__TO BE DONE__
Output every line of the material exactly, omitting images.

__DATA PROVIDED__
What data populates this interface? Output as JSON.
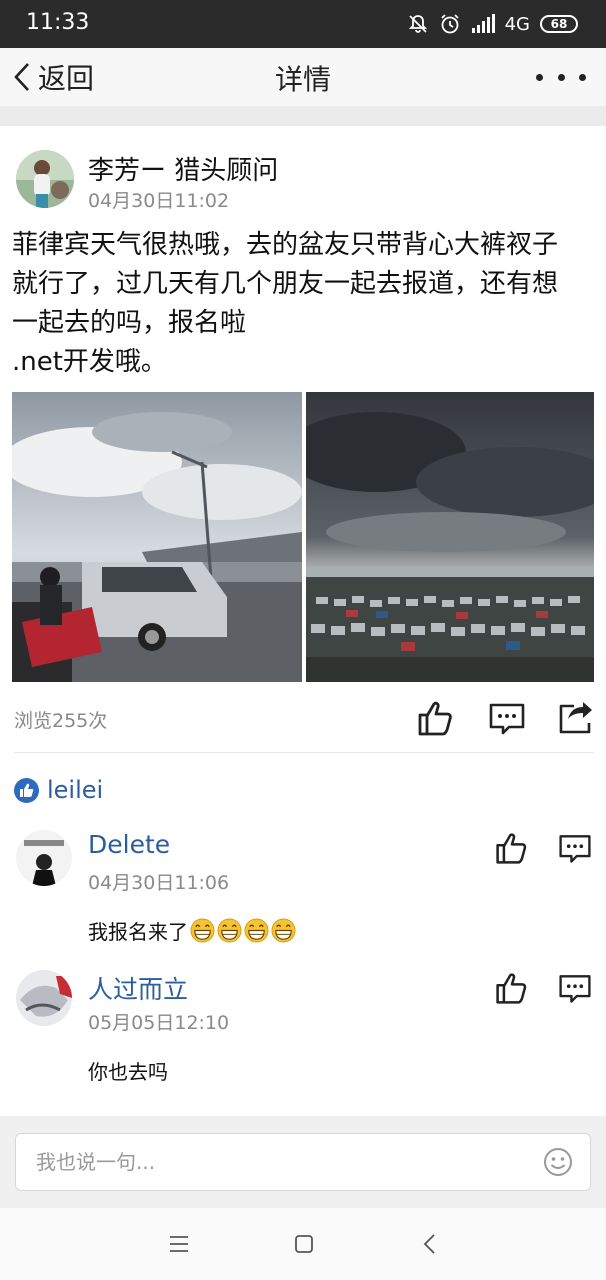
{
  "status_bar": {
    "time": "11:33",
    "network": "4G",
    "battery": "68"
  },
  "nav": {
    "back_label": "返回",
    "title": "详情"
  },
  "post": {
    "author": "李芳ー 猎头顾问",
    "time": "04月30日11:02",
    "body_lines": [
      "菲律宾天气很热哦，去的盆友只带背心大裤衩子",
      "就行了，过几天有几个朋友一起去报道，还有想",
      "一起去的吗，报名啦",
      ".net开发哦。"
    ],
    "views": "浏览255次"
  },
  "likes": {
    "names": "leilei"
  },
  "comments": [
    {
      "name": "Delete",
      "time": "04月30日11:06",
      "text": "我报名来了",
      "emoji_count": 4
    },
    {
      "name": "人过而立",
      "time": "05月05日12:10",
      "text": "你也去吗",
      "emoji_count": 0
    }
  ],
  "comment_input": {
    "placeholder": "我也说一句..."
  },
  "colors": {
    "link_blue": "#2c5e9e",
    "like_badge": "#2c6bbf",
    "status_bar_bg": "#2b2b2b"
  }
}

__REPLY__
What data populates this interface? Output as JSON.
{
  "status_bar": {
    "time": "11:33",
    "network": "4G",
    "battery": "68"
  },
  "nav": {
    "back_label": "返回",
    "title": "详情"
  },
  "post": {
    "author": "李芳ー 猎头顾问",
    "time": "04月30日11:02",
    "body_lines": [
      "菲律宾天气很热哦，去的盆友只带背心大裤衩子",
      "就行了，过几天有几个朋友一起去报道，还有想",
      "一起去的吗，报名啦",
      ".net开发哦。"
    ],
    "views": "浏览255次"
  },
  "likes": {
    "names": "leilei"
  },
  "comments": [
    {
      "name": "Delete",
      "time": "04月30日11:06",
      "text": "我报名来了",
      "emoji_count": 4
    },
    {
      "name": "人过而立",
      "time": "05月05日12:10",
      "text": "你也去吗",
      "emoji_count": 0
    }
  ],
  "comment_input": {
    "placeholder": "我也说一句..."
  },
  "colors": {
    "link_blue": "#2c5e9e",
    "like_badge": "#2c6bbf",
    "status_bar_bg": "#2b2b2b"
  }
}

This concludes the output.